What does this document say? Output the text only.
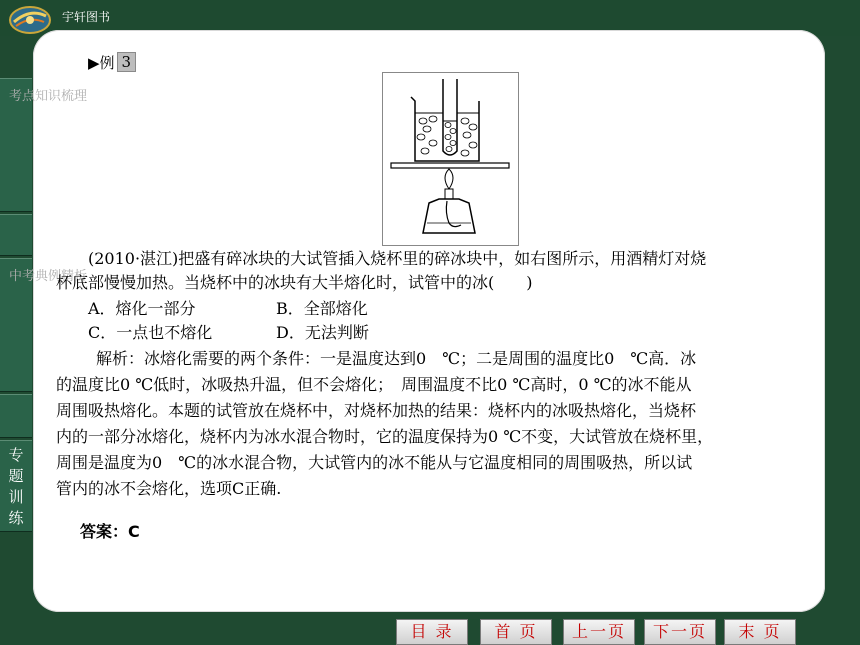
宇轩图书
考点知识梳理
中考典例精析
专题训练
▶例 3
(2010·湛江)把盛有碎冰块的大试管插入烧杯里的碎冰块中，如右图所示，用酒精灯对烧
杯底部慢慢加热。当烧杯中的冰块有大半熔化时，试管中的冰(　　)
A．熔化一部分	B．全部熔化
C．一点也不熔化	D．无法判断
解析：冰熔化需要的两个条件：一是温度达到0　℃；二是周围的温度比0　℃高．冰
的温度比0 ℃低时，冰吸热升温，但不会熔化；　周围温度不比0 ℃高时，0 ℃的冰不能从
周围吸热熔化。本题的试管放在烧杯中，对烧杯加热的结果：烧杯内的冰吸热熔化，当烧杯
内的一部分冰熔化，烧杯内为冰水混合物时，它的温度保持为0 ℃不变，大试管放在烧杯里，
周围是温度为0　℃的冰水混合物，大试管内的冰不能从与它温度相同的周围吸热，所以试
管内的冰不会熔化，选项C正确.
答案：C
目 录	首 页	上一页	下一页	末 页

==*==

Every line above should be returned exactly; the pictures stay out.

What does this document say? Output the text only.
宇轩图书
考点知识梳理
中考典例精析
专题训练
▶例 3
(2010·湛江)把盛有碎冰块的大试管插入烧杯里的碎冰块中，如右图所示，用酒精灯对烧
杯底部慢慢加热。当烧杯中的冰块有大半熔化时，试管中的冰(　　)
A．熔化一部分	B．全部熔化
C．一点也不熔化	D．无法判断
解析：冰熔化需要的两个条件：一是温度达到0　℃；二是周围的温度比0　℃高．冰
的温度比0 ℃低时，冰吸热升温，但不会熔化；　周围温度不比0 ℃高时，0 ℃的冰不能从
周围吸热熔化。本题的试管放在烧杯中，对烧杯加热的结果：烧杯内的冰吸热熔化，当烧杯
内的一部分冰熔化，烧杯内为冰水混合物时，它的温度保持为0 ℃不变，大试管放在烧杯里，
周围是温度为0　℃的冰水混合物，大试管内的冰不能从与它温度相同的周围吸热，所以试
管内的冰不会熔化，选项C正确.
答案：C
目 录	首 页	上一页	下一页	末 页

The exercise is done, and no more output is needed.